▶ WORK TO BE COMPLETED: In the stretch from the line containing "category-label: La Rioja" through the line containing "percent-label: 10,1% bbox=[297, 156, 368, 184]", change "total-value-label" to "total-label". Return only those lines, with everything else left as it is.

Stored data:
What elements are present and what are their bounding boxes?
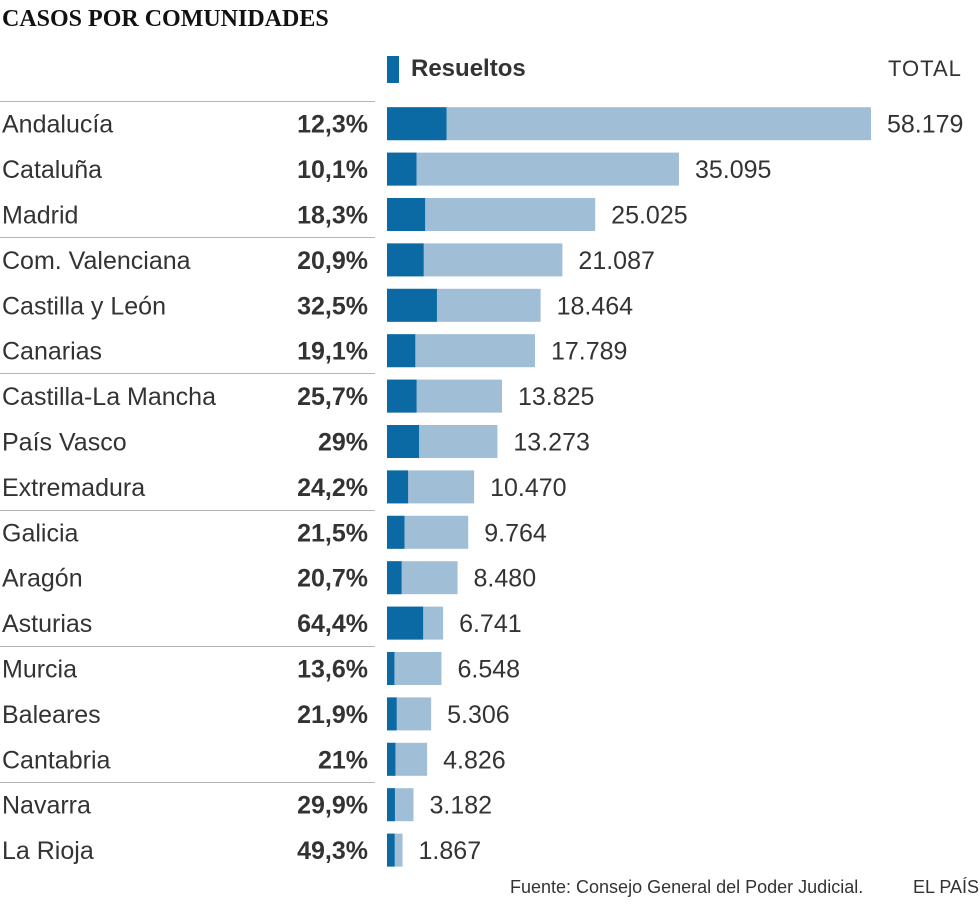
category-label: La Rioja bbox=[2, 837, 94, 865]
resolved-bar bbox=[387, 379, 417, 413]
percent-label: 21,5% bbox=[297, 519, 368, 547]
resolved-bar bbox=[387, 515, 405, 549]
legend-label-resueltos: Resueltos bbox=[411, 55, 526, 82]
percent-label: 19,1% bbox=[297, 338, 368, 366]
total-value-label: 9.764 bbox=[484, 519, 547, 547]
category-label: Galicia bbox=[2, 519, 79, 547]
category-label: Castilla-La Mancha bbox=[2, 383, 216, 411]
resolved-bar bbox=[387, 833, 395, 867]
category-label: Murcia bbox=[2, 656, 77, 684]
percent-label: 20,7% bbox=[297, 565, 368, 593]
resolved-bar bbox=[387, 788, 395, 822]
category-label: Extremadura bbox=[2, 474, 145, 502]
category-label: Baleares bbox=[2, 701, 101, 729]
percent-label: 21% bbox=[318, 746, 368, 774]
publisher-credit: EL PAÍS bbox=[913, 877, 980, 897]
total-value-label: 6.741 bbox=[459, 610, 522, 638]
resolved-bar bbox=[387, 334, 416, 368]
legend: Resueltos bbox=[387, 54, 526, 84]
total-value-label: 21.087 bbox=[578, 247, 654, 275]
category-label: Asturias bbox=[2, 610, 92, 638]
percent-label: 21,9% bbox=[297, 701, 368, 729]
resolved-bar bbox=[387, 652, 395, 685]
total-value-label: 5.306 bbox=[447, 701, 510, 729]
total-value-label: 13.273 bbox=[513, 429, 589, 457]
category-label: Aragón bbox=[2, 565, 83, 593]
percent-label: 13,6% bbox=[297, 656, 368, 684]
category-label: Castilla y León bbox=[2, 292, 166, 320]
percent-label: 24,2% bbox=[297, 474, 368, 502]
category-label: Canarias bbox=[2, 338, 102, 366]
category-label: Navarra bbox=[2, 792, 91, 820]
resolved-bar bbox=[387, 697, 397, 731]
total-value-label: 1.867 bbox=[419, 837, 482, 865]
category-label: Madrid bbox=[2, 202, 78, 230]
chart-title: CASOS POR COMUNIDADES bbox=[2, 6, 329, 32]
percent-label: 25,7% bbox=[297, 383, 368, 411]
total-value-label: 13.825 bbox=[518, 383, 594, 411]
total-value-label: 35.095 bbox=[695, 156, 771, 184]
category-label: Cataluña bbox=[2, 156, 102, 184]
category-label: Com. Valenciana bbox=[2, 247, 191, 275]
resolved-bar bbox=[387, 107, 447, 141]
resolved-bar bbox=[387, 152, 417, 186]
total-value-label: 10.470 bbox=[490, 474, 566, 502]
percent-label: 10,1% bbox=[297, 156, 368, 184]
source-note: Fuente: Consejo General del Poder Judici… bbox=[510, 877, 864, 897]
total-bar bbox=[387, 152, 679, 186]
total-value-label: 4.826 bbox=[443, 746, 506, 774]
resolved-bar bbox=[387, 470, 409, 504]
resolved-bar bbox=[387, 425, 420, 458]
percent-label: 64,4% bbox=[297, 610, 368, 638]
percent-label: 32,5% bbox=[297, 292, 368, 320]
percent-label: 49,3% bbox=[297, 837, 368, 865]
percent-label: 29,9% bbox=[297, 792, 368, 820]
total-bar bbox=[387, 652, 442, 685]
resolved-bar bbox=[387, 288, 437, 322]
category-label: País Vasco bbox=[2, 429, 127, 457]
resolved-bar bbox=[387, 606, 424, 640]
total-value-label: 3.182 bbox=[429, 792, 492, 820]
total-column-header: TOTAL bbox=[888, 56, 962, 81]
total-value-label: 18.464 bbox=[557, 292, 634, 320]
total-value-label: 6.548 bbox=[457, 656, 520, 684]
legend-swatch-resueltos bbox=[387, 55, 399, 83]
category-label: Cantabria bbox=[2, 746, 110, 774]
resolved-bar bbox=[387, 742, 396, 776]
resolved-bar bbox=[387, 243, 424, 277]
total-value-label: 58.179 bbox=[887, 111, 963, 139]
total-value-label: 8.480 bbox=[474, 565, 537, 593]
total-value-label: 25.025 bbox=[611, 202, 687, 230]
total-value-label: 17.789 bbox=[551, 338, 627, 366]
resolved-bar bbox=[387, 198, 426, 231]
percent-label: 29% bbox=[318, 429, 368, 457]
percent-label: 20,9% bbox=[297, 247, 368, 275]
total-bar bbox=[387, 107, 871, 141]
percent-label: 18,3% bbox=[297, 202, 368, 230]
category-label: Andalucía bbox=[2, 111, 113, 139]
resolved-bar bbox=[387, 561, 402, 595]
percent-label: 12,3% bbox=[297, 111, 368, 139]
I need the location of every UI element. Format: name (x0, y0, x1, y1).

▶ WRITTEN RESPONSE:
category-label: La Rioja bbox=[2, 837, 94, 865]
resolved-bar bbox=[387, 379, 417, 413]
percent-label: 21,5% bbox=[297, 519, 368, 547]
resolved-bar bbox=[387, 515, 405, 549]
legend-label-resueltos: Resueltos bbox=[411, 55, 526, 82]
percent-label: 19,1% bbox=[297, 338, 368, 366]
total-label: 9.764 bbox=[484, 519, 547, 547]
category-label: Galicia bbox=[2, 519, 79, 547]
category-label: Castilla-La Mancha bbox=[2, 383, 216, 411]
resolved-bar bbox=[387, 833, 395, 867]
category-label: Murcia bbox=[2, 656, 77, 684]
percent-label: 20,7% bbox=[297, 565, 368, 593]
resolved-bar bbox=[387, 788, 395, 822]
category-label: Extremadura bbox=[2, 474, 145, 502]
category-label: Baleares bbox=[2, 701, 101, 729]
percent-label: 21% bbox=[318, 746, 368, 774]
publisher-credit: EL PAÍS bbox=[913, 877, 980, 897]
total-label: 6.741 bbox=[459, 610, 522, 638]
resolved-bar bbox=[387, 334, 416, 368]
legend: Resueltos bbox=[387, 54, 526, 84]
total-label: 21.087 bbox=[578, 247, 654, 275]
category-label: Asturias bbox=[2, 610, 92, 638]
percent-label: 21,9% bbox=[297, 701, 368, 729]
resolved-bar bbox=[387, 652, 395, 685]
total-label: 5.306 bbox=[447, 701, 510, 729]
total-label: 13.273 bbox=[513, 429, 589, 457]
category-label: Aragón bbox=[2, 565, 83, 593]
percent-label: 13,6% bbox=[297, 656, 368, 684]
category-label: Castilla y León bbox=[2, 292, 166, 320]
percent-label: 24,2% bbox=[297, 474, 368, 502]
category-label: Canarias bbox=[2, 338, 102, 366]
category-label: Navarra bbox=[2, 792, 91, 820]
resolved-bar bbox=[387, 697, 397, 731]
total-label: 1.867 bbox=[419, 837, 482, 865]
category-label: Madrid bbox=[2, 202, 78, 230]
chart-title: CASOS POR COMUNIDADES bbox=[2, 6, 329, 32]
percent-label: 25,7% bbox=[297, 383, 368, 411]
total-label: 13.825 bbox=[518, 383, 594, 411]
total-label: 35.095 bbox=[695, 156, 771, 184]
category-label: Cataluña bbox=[2, 156, 102, 184]
category-label: Com. Valenciana bbox=[2, 247, 191, 275]
resolved-bar bbox=[387, 107, 447, 141]
resolved-bar bbox=[387, 152, 417, 186]
total-label: 10.470 bbox=[490, 474, 566, 502]
percent-label: 10,1% bbox=[297, 156, 368, 184]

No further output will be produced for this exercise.